Given records -
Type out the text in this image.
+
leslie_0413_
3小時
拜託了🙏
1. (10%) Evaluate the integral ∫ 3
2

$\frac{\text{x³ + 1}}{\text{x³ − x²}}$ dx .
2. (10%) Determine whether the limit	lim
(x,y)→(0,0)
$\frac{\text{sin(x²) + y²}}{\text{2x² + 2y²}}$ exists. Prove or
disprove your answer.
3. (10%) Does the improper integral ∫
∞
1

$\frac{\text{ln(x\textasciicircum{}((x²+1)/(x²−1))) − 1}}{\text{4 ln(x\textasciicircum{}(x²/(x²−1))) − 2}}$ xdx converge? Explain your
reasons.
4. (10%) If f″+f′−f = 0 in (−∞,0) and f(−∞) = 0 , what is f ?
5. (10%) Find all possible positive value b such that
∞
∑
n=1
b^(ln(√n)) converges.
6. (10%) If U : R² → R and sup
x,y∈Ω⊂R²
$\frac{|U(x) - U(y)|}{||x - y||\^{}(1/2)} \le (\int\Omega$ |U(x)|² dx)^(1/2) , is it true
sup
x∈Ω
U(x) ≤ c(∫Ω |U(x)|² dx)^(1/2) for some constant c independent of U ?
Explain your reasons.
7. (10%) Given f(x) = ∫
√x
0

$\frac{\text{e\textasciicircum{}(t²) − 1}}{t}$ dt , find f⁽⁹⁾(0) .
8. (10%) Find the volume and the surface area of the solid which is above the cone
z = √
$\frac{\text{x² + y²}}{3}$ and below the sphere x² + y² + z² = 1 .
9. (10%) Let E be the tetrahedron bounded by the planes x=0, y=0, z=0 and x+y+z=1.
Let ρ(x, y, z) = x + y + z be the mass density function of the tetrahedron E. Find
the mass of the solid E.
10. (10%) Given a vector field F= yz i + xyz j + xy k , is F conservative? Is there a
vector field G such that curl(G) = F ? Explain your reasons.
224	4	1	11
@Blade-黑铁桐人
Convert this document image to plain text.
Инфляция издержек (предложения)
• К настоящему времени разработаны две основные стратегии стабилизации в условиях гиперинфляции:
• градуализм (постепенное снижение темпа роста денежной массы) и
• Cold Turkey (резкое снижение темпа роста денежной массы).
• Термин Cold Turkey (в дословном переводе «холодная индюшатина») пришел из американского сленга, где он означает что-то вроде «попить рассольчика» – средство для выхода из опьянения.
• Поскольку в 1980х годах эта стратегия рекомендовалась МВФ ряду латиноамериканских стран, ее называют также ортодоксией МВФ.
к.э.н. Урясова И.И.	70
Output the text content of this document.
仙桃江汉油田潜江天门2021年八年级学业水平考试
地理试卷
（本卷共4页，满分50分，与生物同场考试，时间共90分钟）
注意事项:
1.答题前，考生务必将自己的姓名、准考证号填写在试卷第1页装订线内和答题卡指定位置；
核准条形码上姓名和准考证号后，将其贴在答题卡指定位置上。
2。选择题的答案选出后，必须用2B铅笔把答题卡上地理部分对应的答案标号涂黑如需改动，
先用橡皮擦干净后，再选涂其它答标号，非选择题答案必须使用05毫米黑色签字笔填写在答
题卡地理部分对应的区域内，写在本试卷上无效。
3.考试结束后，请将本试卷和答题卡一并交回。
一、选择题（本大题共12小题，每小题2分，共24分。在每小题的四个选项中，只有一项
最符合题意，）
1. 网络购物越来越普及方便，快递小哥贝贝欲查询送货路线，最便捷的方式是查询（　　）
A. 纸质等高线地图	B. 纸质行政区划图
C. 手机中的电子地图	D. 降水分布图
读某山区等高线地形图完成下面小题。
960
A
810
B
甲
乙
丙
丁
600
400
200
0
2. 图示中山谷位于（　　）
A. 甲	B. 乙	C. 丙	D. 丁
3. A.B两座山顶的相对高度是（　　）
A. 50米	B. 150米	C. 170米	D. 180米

Required work -
What is the number of lines above that contain the string "массы"? Answer with the number alone.

Written solution -
2